# [Exercise description]
With the pictures left out, copy the listing below exactly.

# [Data to use]
<<<<
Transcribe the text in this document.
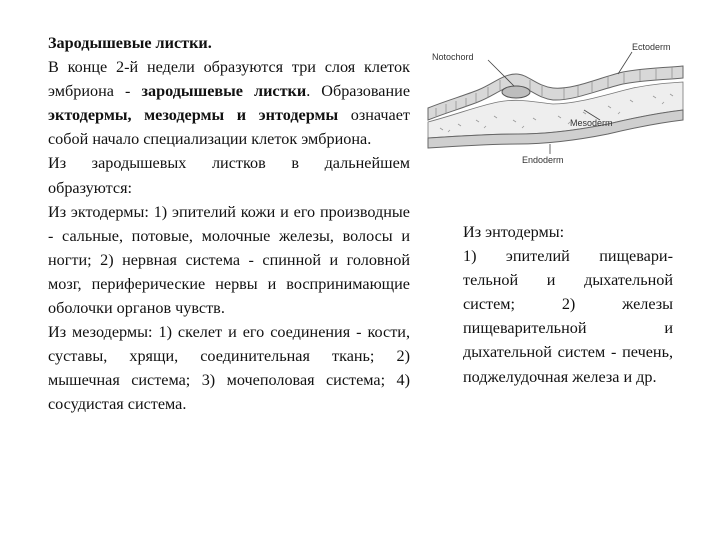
Зародышевые листки.

В конце 2-й недели образуются три слоя клеток эмбриона - зародышевые листки. Образование эктодермы, мезодермы и энтодермы означает собой начало специализации клеток эмбриона.

Из зародышевых листков в дальнейшем образуются:

Из эктодермы: 1) эпителий кожи и его производные - сальные, потовые, молочные железы, волосы и ногти; 2) нервная система - спинной и головной мозг, периферические нервы и воспринимающие оболочки органов чувств.

Из мезодермы: 1) скелет и его соединения - кости, суставы, хрящи, соединительная ткань; 2) мышечная система; 3) мочеполовая система; 4) сосудистая система.

Notochord
Ectoderm
Mesoderm
Endoderm

Из энтодермы:

1) эпителий пищевари-тельной и дыхательной систем; 2) железы пищеварительной и дыхательной систем - печень, поджелудочная железа и др.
>>>>
# [Answer to the problem]
Transcribe the text in this document.
Зародышевые листки.

В конце 2-й недели образуются три слоя клеток эмбриона - зародышевые листки. Образование эктодермы, мезодермы и энтодермы означает собой начало специализации клеток эмбриона.

Из зародышевых листков в дальнейшем образуются:

Из эктодермы: 1) эпителий кожи и его производные - сальные, потовые, молочные железы, волосы и ногти; 2) нервная система - спинной и головной мозг, периферические нервы и воспринимающие оболочки органов чувств.

Из мезодермы: 1) скелет и его соединения - кости, суставы, хрящи, соединительная ткань; 2) мышечная система; 3) мочеполовая система; 4) сосудистая система.

Notochord
Ectoderm
Mesoderm
Endoderm

Из энтодермы:

1) эпителий пищевари-тельной и дыхательной систем; 2) железы пищеварительной и дыхательной систем - печень, поджелудочная железа и др.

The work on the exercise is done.